The problem:
Render the material again word for word, skipping the pictures in it.
+++ Input +++
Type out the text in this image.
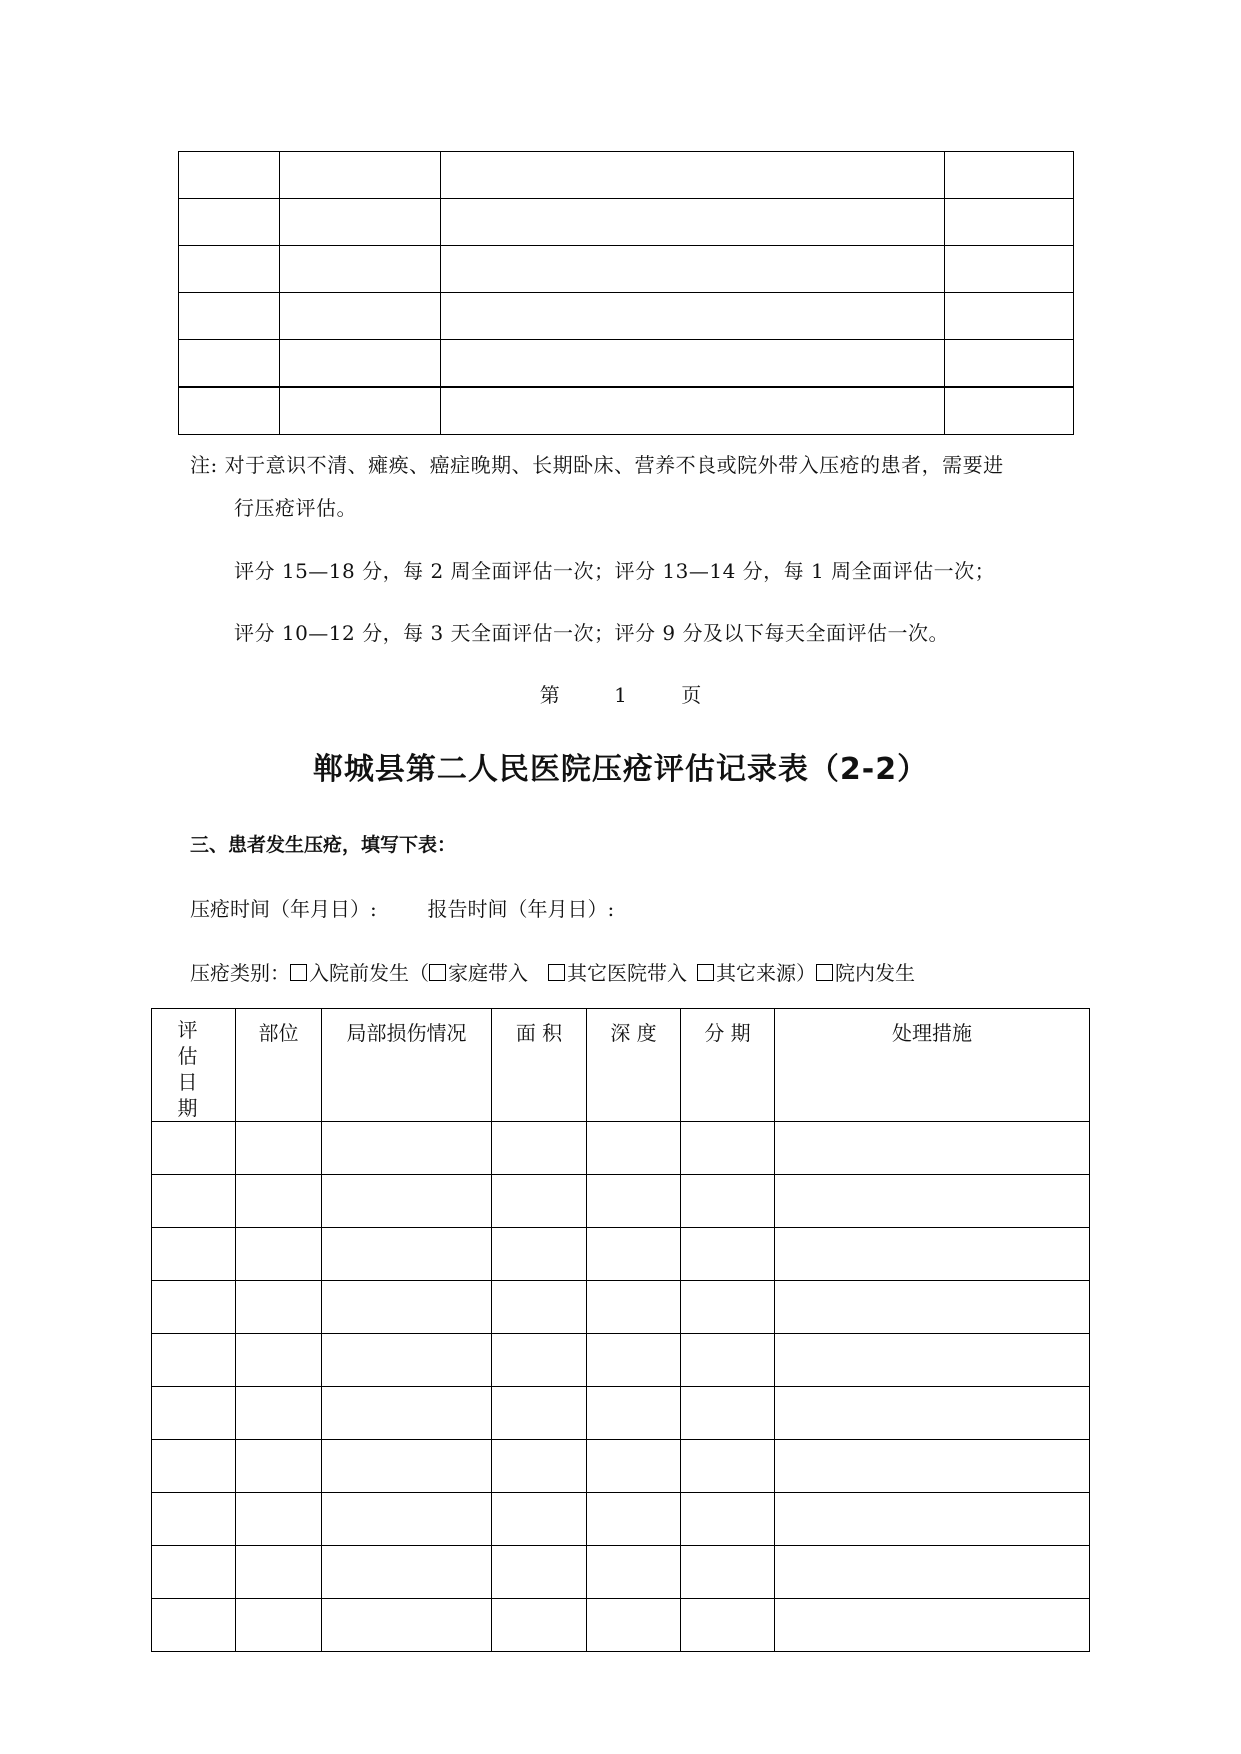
注: 对于意识不清、瘫痪、癌症晚期、长期卧床、营养不良或院外带入压疮的患者，需要进
行压疮评估。
评分 15—18 分，每 2 周全面评估一次；评分 13—14 分，每 1 周全面评估一次；
评分 10—12 分，每 3 天全面评估一次；评分 9 分及以下每天全面评估一次。
第	1	页
郸城县第二人民医院压疮评估记录表（2-2）
三、患者发生压疮，填写下表：
压疮时间（年月日）:	报告时间（年月日）:
压疮类别： 入院前发生（ 家庭带入 其它医院带入 其它来源） 院内发生
评 估 日 期	部位	局部损伤情况	面 积	深 度	分 期	处理措施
+++
Task response:
Type out the text in this image.
注: 对于意识不清、瘫痪、癌症晚期、长期卧床、营养不良或院外带入压疮的患者，需要进
行压疮评估。
评分 15—18 分，每 2 周全面评估一次；评分 13—14 分，每 1 周全面评估一次；
评分 10—12 分，每 3 天全面评估一次；评分 9 分及以下每天全面评估一次。
第	1	页
郸城县第二人民医院压疮评估记录表（2-2）
三、患者发生压疮，填写下表：
压疮时间（年月日）:	报告时间（年月日）:
压疮类别： 入院前发生（ 家庭带入 其它医院带入 其它来源） 院内发生
评 估 日 期	部位	局部损伤情况	面 积	深 度	分 期	处理措施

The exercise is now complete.